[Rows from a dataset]
____

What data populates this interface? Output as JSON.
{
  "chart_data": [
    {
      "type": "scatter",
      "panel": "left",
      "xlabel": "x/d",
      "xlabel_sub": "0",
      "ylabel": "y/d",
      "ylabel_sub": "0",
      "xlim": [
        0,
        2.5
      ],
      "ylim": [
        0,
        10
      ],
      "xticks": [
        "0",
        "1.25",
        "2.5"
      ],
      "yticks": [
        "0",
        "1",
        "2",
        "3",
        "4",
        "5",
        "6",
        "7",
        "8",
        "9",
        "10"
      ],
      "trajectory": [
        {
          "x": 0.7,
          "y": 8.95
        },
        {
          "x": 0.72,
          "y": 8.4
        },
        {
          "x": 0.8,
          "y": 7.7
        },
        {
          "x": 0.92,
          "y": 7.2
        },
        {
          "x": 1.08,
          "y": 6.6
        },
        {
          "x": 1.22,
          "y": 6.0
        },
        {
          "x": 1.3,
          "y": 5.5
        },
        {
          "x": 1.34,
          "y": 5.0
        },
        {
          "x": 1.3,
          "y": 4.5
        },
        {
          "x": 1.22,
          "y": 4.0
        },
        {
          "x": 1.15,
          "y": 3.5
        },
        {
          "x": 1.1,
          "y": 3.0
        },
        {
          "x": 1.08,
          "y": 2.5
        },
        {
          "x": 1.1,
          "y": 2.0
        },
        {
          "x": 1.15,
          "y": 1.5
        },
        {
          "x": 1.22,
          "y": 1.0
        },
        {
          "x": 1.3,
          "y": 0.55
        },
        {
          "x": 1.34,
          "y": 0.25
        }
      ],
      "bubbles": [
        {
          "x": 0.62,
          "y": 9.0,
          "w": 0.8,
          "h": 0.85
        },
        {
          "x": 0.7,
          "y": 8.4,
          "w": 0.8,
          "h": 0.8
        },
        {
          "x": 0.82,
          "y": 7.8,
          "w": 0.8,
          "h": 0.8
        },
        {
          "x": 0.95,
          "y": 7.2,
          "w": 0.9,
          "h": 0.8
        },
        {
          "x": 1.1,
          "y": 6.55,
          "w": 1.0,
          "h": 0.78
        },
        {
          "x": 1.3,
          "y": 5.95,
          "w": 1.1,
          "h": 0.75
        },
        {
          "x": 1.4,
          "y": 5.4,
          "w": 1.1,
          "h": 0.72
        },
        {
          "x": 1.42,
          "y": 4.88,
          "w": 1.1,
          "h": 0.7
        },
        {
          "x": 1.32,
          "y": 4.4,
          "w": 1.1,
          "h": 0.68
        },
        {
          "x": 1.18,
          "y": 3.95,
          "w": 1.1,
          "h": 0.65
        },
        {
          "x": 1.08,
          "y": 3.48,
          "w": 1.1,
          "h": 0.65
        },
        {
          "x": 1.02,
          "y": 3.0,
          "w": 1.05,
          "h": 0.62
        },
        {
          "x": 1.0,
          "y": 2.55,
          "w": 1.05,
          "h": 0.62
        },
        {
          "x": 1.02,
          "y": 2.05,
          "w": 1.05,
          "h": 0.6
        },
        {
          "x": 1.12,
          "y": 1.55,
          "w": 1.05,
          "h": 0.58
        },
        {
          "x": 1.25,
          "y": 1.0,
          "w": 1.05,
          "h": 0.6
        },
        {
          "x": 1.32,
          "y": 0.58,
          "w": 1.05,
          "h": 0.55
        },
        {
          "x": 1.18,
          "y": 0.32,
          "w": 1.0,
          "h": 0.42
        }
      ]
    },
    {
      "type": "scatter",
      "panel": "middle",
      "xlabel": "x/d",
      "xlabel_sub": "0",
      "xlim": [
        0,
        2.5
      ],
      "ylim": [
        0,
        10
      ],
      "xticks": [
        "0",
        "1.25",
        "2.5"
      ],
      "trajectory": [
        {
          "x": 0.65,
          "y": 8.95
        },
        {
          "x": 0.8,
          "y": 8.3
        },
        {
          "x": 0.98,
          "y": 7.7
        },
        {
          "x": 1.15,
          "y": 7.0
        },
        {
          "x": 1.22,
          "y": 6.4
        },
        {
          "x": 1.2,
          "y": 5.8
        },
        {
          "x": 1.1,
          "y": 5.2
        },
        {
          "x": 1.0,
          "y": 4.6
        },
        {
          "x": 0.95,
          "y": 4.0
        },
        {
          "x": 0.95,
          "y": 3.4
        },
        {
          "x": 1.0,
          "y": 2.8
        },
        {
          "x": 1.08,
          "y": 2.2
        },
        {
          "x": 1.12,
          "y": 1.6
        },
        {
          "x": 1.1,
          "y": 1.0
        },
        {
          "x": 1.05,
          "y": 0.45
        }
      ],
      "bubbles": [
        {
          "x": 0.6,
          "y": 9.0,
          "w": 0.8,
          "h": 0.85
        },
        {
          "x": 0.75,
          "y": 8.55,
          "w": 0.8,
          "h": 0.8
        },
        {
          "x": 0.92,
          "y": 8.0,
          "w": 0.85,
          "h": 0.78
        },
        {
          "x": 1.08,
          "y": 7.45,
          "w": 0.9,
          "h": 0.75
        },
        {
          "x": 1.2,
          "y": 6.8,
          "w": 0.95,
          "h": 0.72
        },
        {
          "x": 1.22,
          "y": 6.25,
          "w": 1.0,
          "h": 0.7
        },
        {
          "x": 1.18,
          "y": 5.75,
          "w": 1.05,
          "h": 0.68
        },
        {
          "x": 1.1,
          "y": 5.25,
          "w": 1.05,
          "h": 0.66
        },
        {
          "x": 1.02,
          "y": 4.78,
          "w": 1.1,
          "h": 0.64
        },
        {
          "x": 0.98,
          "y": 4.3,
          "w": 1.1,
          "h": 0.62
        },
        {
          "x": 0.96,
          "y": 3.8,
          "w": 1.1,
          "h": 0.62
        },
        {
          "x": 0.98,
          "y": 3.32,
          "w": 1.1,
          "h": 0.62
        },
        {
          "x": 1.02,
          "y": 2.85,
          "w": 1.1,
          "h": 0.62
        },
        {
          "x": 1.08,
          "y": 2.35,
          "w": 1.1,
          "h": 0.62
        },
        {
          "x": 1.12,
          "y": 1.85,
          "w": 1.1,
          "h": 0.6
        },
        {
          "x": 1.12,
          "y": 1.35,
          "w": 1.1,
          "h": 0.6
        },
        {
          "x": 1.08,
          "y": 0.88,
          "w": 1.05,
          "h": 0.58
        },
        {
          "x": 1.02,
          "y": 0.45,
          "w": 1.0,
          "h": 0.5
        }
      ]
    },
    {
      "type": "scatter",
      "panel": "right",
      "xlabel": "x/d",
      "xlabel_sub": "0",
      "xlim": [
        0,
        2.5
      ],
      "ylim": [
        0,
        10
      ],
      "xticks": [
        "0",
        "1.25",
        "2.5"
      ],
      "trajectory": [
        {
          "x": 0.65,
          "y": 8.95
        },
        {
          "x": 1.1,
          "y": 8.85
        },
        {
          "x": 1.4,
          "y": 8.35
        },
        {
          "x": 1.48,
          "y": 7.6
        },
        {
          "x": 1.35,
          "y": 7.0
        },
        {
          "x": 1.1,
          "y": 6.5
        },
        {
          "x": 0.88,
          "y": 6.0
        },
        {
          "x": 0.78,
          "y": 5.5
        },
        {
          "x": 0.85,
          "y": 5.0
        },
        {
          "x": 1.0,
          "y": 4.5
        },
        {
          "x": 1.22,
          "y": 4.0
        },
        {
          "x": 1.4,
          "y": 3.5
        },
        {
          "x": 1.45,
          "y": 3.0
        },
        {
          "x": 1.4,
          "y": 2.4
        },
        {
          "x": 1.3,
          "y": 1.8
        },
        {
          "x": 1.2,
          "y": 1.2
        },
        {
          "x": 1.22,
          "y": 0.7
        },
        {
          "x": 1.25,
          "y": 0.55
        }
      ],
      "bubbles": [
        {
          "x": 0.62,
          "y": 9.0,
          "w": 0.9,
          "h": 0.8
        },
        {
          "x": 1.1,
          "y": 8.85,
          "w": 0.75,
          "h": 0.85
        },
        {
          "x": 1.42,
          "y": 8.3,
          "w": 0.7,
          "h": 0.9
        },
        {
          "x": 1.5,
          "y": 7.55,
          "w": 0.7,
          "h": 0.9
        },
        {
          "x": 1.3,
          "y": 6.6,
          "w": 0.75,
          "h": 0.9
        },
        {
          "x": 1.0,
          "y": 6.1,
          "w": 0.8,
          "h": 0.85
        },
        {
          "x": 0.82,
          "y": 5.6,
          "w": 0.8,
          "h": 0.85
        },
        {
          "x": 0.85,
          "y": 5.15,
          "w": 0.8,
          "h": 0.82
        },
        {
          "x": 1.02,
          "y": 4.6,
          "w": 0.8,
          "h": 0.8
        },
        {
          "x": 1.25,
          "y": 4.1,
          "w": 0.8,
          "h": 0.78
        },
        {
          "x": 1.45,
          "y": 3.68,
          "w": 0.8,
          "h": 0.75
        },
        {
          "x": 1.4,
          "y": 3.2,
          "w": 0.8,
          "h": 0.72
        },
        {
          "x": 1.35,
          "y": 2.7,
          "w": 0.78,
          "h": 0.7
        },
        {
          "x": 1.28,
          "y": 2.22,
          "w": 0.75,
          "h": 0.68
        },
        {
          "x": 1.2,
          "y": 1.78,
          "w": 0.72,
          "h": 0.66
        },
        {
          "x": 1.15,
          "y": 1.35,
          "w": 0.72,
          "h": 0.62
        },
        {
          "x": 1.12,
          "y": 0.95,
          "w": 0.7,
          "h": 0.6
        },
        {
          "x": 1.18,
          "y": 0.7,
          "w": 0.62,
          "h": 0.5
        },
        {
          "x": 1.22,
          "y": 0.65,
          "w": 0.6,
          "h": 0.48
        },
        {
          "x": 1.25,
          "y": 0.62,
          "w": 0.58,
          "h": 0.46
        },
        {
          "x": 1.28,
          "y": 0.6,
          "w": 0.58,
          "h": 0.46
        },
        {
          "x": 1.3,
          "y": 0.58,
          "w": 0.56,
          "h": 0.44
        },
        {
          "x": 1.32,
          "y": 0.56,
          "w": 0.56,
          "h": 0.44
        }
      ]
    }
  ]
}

____

● What is required
Collect the lines of the data that carry the word "panel".

● The answer
      "panel": "left",
      "panel": "middle",
      "panel": "right",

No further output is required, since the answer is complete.